- The request: Copy out every line of the data below verbatim, changing no character and omitting nothing.

Element placement data:
┌──

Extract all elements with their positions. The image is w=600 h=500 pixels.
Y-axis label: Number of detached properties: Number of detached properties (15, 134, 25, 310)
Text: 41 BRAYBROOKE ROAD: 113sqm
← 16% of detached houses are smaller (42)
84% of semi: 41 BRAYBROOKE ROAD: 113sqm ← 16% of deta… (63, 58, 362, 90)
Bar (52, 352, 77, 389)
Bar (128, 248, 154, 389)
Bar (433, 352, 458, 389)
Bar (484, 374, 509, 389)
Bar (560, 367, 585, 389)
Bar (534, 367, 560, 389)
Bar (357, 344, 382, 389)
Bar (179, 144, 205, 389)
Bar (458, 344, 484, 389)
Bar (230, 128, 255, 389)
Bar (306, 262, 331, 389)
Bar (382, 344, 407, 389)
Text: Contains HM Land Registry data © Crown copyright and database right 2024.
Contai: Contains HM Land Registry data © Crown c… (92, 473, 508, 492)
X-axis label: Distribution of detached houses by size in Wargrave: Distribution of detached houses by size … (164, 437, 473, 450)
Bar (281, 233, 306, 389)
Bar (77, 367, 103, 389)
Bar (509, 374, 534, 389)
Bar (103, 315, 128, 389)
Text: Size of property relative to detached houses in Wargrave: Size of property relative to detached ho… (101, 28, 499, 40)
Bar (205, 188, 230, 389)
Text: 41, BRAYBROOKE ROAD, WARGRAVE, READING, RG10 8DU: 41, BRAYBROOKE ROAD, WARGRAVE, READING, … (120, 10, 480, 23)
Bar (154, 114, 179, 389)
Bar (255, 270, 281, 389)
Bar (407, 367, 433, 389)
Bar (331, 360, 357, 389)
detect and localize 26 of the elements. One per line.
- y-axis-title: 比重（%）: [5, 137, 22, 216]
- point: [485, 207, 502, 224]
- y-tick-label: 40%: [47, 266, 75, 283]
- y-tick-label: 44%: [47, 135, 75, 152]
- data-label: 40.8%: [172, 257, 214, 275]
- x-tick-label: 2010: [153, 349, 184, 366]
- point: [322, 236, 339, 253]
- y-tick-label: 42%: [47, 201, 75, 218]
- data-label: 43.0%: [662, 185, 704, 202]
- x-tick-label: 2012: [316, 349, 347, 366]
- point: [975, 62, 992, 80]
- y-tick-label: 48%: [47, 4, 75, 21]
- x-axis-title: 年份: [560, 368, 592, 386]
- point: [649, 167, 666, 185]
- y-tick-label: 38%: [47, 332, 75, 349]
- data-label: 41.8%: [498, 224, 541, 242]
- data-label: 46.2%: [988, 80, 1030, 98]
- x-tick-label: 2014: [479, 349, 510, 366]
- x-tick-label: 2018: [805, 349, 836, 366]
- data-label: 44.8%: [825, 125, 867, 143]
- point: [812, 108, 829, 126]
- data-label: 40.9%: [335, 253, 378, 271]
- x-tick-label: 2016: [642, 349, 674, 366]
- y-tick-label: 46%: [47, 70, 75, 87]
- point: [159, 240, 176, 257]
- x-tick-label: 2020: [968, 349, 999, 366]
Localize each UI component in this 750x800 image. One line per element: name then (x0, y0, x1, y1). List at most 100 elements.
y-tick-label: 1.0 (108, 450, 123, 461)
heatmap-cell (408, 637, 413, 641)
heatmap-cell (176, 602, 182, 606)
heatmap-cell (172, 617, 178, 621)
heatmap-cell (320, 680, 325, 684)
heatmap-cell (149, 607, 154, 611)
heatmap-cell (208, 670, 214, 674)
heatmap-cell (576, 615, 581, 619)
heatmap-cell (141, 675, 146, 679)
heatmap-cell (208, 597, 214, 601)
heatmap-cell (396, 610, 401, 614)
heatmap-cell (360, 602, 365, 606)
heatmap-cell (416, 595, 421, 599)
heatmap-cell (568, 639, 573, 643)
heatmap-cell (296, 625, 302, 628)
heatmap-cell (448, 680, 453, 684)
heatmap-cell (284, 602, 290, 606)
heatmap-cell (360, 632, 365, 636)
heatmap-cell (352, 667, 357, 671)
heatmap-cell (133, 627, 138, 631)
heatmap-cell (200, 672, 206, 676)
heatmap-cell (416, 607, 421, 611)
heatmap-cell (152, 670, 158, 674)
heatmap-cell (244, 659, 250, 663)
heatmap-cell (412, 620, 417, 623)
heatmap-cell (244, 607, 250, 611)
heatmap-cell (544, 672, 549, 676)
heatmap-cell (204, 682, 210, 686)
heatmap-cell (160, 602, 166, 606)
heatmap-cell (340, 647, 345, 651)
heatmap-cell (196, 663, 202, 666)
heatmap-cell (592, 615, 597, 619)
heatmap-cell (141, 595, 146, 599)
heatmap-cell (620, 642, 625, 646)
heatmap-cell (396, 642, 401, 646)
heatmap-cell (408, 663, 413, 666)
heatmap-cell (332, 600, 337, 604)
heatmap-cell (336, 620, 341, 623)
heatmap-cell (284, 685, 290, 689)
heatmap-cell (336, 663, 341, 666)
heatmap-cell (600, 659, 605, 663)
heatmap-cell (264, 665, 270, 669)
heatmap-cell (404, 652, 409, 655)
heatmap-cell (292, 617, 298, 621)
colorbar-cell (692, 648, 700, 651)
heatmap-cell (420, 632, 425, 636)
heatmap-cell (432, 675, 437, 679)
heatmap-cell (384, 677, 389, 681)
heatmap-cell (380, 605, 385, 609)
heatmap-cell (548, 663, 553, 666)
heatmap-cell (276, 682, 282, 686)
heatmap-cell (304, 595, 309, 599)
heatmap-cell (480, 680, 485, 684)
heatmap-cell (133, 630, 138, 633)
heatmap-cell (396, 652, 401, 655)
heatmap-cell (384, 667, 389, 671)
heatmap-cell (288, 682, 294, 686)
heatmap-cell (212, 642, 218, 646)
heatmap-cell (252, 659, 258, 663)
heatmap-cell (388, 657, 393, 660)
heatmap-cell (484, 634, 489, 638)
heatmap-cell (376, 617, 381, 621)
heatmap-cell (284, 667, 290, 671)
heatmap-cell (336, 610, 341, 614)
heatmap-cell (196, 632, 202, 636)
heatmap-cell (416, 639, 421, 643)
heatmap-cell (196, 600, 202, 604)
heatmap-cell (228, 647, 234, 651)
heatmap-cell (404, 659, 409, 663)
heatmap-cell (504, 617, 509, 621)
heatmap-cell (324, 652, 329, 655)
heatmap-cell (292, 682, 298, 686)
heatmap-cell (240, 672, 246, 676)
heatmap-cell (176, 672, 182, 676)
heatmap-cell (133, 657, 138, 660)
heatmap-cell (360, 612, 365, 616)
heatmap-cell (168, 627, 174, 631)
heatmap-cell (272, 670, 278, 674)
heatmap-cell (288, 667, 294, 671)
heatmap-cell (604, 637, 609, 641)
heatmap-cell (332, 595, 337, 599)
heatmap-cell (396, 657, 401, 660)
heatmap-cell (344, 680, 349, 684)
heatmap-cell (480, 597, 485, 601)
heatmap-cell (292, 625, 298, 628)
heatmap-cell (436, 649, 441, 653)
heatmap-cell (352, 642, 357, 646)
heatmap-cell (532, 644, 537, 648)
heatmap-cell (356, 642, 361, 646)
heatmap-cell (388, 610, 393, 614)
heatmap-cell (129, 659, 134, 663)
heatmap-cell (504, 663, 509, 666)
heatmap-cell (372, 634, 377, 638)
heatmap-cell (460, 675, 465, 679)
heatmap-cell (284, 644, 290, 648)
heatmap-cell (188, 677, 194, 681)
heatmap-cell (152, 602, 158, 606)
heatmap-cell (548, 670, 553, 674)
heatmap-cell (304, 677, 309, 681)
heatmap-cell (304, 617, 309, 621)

└──

- Exercise solution:
Extract all elements with their positions. The image is w=600 h=500 pixels.
Y-axis label: Number of detached properties: Number of detached properties (15, 134, 25, 310)
Text: 41 BRAYBROOKE ROAD: 113sqm
← 16% of detached houses are smaller (42)
84% of semi: 41 BRAYBROOKE ROAD: 113sqm ← 16% of deta… (63, 58, 362, 90)
Bar (52, 352, 77, 389)
Bar (128, 248, 154, 389)
Bar (433, 352, 458, 389)
Bar (484, 374, 509, 389)
Bar (560, 367, 585, 389)
Bar (534, 367, 560, 389)
Bar (357, 344, 382, 389)
Bar (179, 144, 205, 389)
Bar (458, 344, 484, 389)
Bar (230, 128, 255, 389)
Bar (306, 262, 331, 389)
Bar (382, 344, 407, 389)
Text: Contains HM Land Registry data © Crown copyright and database right 2024.
Contai: Contains HM Land Registry data © Crown c… (92, 473, 508, 492)
X-axis label: Distribution of detached houses by size in Wargrave: Distribution of detached houses by size … (164, 437, 473, 450)
Bar (281, 233, 306, 389)
Bar (77, 367, 103, 389)
Bar (509, 374, 534, 389)
Bar (103, 315, 128, 389)
Text: Size of property relative to detached houses in Wargrave: Size of property relative to detached ho… (101, 28, 499, 40)
Bar (205, 188, 230, 389)
Text: 41, BRAYBROOKE ROAD, WARGRAVE, READING, RG10 8DU: 41, BRAYBROOKE ROAD, WARGRAVE, READING, … (120, 10, 480, 23)
Bar (154, 114, 179, 389)
Bar (255, 270, 281, 389)
Bar (407, 367, 433, 389)
Bar (331, 360, 357, 389)
detect and localize 26 of the elements. One per line.
- y-axis-title: 比重（%）: [5, 137, 22, 216]
- point: [485, 207, 502, 224]
- y-tick-label: 40%: [47, 266, 75, 283]
- y-tick-label: 44%: [47, 135, 75, 152]
- data-label: 40.8%: [172, 257, 214, 275]
- x-tick-label: 2010: [153, 349, 184, 366]
- point: [322, 236, 339, 253]
- y-tick-label: 42%: [47, 201, 75, 218]
- data-label: 43.0%: [662, 185, 704, 202]
- x-tick-label: 2012: [316, 349, 347, 366]
- point: [975, 62, 992, 80]
- y-tick-label: 48%: [47, 4, 75, 21]
- x-axis-title: 年份: [560, 368, 592, 386]
- point: [649, 167, 666, 185]
- y-tick-label: 38%: [47, 332, 75, 349]
- data-label: 41.8%: [498, 224, 541, 242]
- data-label: 46.2%: [988, 80, 1030, 98]
- x-tick-label: 2014: [479, 349, 510, 366]
- x-tick-label: 2018: [805, 349, 836, 366]
- data-label: 44.8%: [825, 125, 867, 143]
- point: [812, 108, 829, 126]
- data-label: 40.9%: [335, 253, 378, 271]
- x-tick-label: 2016: [642, 349, 674, 366]
- y-tick-label: 46%: [47, 70, 75, 87]
- point: [159, 240, 176, 257]
- x-tick-label: 2020: [968, 349, 999, 366]
Localize each UI component in this 750x800 image. One line per element: name then (x0, y0, x1, y1). List at most 100 elements.
y-tick-label: 1.0 (108, 450, 123, 461)
heatmap-cell (408, 637, 413, 641)
heatmap-cell (176, 602, 182, 606)
heatmap-cell (172, 617, 178, 621)
heatmap-cell (320, 680, 325, 684)
heatmap-cell (149, 607, 154, 611)
heatmap-cell (208, 670, 214, 674)
heatmap-cell (576, 615, 581, 619)
heatmap-cell (141, 675, 146, 679)
heatmap-cell (208, 597, 214, 601)
heatmap-cell (396, 610, 401, 614)
heatmap-cell (360, 602, 365, 606)
heatmap-cell (416, 595, 421, 599)
heatmap-cell (568, 639, 573, 643)
heatmap-cell (296, 625, 302, 628)
heatmap-cell (448, 680, 453, 684)
heatmap-cell (284, 602, 290, 606)
heatmap-cell (360, 632, 365, 636)
heatmap-cell (352, 667, 357, 671)
heatmap-cell (133, 627, 138, 631)
heatmap-cell (200, 672, 206, 676)
heatmap-cell (416, 607, 421, 611)
heatmap-cell (152, 670, 158, 674)
heatmap-cell (244, 659, 250, 663)
heatmap-cell (412, 620, 417, 623)
heatmap-cell (244, 607, 250, 611)
heatmap-cell (544, 672, 549, 676)
heatmap-cell (204, 682, 210, 686)
heatmap-cell (160, 602, 166, 606)
heatmap-cell (340, 647, 345, 651)
heatmap-cell (196, 663, 202, 666)
heatmap-cell (592, 615, 597, 619)
heatmap-cell (141, 595, 146, 599)
heatmap-cell (620, 642, 625, 646)
heatmap-cell (396, 642, 401, 646)
heatmap-cell (408, 663, 413, 666)
heatmap-cell (332, 600, 337, 604)
heatmap-cell (336, 620, 341, 623)
heatmap-cell (284, 685, 290, 689)
heatmap-cell (336, 663, 341, 666)
heatmap-cell (600, 659, 605, 663)
heatmap-cell (264, 665, 270, 669)
heatmap-cell (404, 652, 409, 655)
heatmap-cell (292, 617, 298, 621)
colorbar-cell (692, 648, 700, 651)
heatmap-cell (420, 632, 425, 636)
heatmap-cell (432, 675, 437, 679)
heatmap-cell (384, 677, 389, 681)
heatmap-cell (380, 605, 385, 609)
heatmap-cell (548, 663, 553, 666)
heatmap-cell (276, 682, 282, 686)
heatmap-cell (304, 595, 309, 599)
heatmap-cell (480, 680, 485, 684)
heatmap-cell (133, 630, 138, 633)
heatmap-cell (396, 652, 401, 655)
heatmap-cell (384, 667, 389, 671)
heatmap-cell (288, 682, 294, 686)
heatmap-cell (212, 642, 218, 646)
heatmap-cell (252, 659, 258, 663)
heatmap-cell (388, 657, 393, 660)
heatmap-cell (484, 634, 489, 638)
heatmap-cell (376, 617, 381, 621)
heatmap-cell (284, 667, 290, 671)
heatmap-cell (336, 610, 341, 614)
heatmap-cell (196, 632, 202, 636)
heatmap-cell (416, 639, 421, 643)
heatmap-cell (196, 600, 202, 604)
heatmap-cell (228, 647, 234, 651)
heatmap-cell (404, 659, 409, 663)
heatmap-cell (504, 617, 509, 621)
heatmap-cell (324, 652, 329, 655)
heatmap-cell (292, 682, 298, 686)
heatmap-cell (240, 672, 246, 676)
heatmap-cell (176, 672, 182, 676)
heatmap-cell (133, 657, 138, 660)
heatmap-cell (360, 612, 365, 616)
heatmap-cell (168, 627, 174, 631)
heatmap-cell (272, 670, 278, 674)
heatmap-cell (288, 667, 294, 671)
heatmap-cell (604, 637, 609, 641)
heatmap-cell (332, 595, 337, 599)
heatmap-cell (396, 657, 401, 660)
heatmap-cell (344, 680, 349, 684)
heatmap-cell (480, 597, 485, 601)
heatmap-cell (292, 625, 298, 628)
heatmap-cell (436, 649, 441, 653)
heatmap-cell (352, 642, 357, 646)
heatmap-cell (532, 644, 537, 648)
heatmap-cell (356, 642, 361, 646)
heatmap-cell (388, 610, 393, 614)
heatmap-cell (129, 659, 134, 663)
heatmap-cell (504, 663, 509, 666)
heatmap-cell (372, 634, 377, 638)
heatmap-cell (460, 675, 465, 679)
heatmap-cell (284, 644, 290, 648)
heatmap-cell (188, 677, 194, 681)
heatmap-cell (152, 602, 158, 606)
heatmap-cell (548, 670, 553, 674)
heatmap-cell (304, 677, 309, 681)
heatmap-cell (304, 617, 309, 621)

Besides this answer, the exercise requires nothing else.